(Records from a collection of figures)

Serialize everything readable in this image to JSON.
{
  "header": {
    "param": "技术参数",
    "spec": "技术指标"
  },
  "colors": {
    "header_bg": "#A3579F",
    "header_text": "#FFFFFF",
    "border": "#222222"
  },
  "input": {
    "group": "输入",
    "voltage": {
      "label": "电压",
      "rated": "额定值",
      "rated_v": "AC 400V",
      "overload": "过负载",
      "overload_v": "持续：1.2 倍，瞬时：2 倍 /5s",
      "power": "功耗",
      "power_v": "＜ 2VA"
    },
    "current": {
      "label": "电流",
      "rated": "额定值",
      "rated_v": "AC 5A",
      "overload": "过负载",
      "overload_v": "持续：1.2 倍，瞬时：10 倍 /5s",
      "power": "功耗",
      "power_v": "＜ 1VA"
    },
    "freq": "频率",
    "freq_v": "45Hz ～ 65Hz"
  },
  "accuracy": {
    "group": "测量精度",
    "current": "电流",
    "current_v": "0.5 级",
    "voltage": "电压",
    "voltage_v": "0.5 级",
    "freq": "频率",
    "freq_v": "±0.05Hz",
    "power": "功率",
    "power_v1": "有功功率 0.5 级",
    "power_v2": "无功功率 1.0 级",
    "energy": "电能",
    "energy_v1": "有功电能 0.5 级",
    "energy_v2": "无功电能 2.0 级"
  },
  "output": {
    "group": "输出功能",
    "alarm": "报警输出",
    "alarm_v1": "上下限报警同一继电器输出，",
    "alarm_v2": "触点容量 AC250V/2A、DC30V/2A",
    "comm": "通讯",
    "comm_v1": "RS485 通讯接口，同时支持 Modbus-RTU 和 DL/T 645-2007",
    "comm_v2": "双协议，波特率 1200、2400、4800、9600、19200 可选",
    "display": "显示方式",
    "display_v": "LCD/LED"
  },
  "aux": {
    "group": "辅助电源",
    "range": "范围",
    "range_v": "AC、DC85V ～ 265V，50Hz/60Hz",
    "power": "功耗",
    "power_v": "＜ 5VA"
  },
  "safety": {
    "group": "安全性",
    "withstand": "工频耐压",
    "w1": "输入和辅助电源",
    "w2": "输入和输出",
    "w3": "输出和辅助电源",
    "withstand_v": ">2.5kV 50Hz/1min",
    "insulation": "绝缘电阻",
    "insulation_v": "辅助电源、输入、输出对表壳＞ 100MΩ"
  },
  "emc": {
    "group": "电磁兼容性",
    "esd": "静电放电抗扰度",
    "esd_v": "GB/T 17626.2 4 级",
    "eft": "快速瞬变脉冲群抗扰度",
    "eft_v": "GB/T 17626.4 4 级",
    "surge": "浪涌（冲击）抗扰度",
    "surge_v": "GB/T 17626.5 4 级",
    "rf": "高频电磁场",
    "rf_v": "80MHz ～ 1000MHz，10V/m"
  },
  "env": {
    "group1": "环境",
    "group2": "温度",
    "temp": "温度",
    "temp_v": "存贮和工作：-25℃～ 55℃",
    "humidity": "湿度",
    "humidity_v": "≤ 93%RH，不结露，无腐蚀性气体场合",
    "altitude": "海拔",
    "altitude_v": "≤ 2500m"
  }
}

◆ Exercise
Quote the data above in full, changing nothing.

◆ Correct response
Serialize everything readable in this image to JSON.
{
  "header": {
    "param": "技术参数",
    "spec": "技术指标"
  },
  "colors": {
    "header_bg": "#A3579F",
    "header_text": "#FFFFFF",
    "border": "#222222"
  },
  "input": {
    "group": "输入",
    "voltage": {
      "label": "电压",
      "rated": "额定值",
      "rated_v": "AC 400V",
      "overload": "过负载",
      "overload_v": "持续：1.2 倍，瞬时：2 倍 /5s",
      "power": "功耗",
      "power_v": "＜ 2VA"
    },
    "current": {
      "label": "电流",
      "rated": "额定值",
      "rated_v": "AC 5A",
      "overload": "过负载",
      "overload_v": "持续：1.2 倍，瞬时：10 倍 /5s",
      "power": "功耗",
      "power_v": "＜ 1VA"
    },
    "freq": "频率",
    "freq_v": "45Hz ～ 65Hz"
  },
  "accuracy": {
    "group": "测量精度",
    "current": "电流",
    "current_v": "0.5 级",
    "voltage": "电压",
    "voltage_v": "0.5 级",
    "freq": "频率",
    "freq_v": "±0.05Hz",
    "power": "功率",
    "power_v1": "有功功率 0.5 级",
    "power_v2": "无功功率 1.0 级",
    "energy": "电能",
    "energy_v1": "有功电能 0.5 级",
    "energy_v2": "无功电能 2.0 级"
  },
  "output": {
    "group": "输出功能",
    "alarm": "报警输出",
    "alarm_v1": "上下限报警同一继电器输出，",
    "alarm_v2": "触点容量 AC250V/2A、DC30V/2A",
    "comm": "通讯",
    "comm_v1": "RS485 通讯接口，同时支持 Modbus-RTU 和 DL/T 645-2007",
    "comm_v2": "双协议，波特率 1200、2400、4800、9600、19200 可选",
    "display": "显示方式",
    "display_v": "LCD/LED"
  },
  "aux": {
    "group": "辅助电源",
    "range": "范围",
    "range_v": "AC、DC85V ～ 265V，50Hz/60Hz",
    "power": "功耗",
    "power_v": "＜ 5VA"
  },
  "safety": {
    "group": "安全性",
    "withstand": "工频耐压",
    "w1": "输入和辅助电源",
    "w2": "输入和输出",
    "w3": "输出和辅助电源",
    "withstand_v": ">2.5kV 50Hz/1min",
    "insulation": "绝缘电阻",
    "insulation_v": "辅助电源、输入、输出对表壳＞ 100MΩ"
  },
  "emc": {
    "group": "电磁兼容性",
    "esd": "静电放电抗扰度",
    "esd_v": "GB/T 17626.2 4 级",
    "eft": "快速瞬变脉冲群抗扰度",
    "eft_v": "GB/T 17626.4 4 级",
    "surge": "浪涌（冲击）抗扰度",
    "surge_v": "GB/T 17626.5 4 级",
    "rf": "高频电磁场",
    "rf_v": "80MHz ～ 1000MHz，10V/m"
  },
  "env": {
    "group1": "环境",
    "group2": "温度",
    "temp": "温度",
    "temp_v": "存贮和工作：-25℃～ 55℃",
    "humidity": "湿度",
    "humidity_v": "≤ 93%RH，不结露，无腐蚀性气体场合",
    "altitude": "海拔",
    "altitude_v": "≤ 2500m"
  }
}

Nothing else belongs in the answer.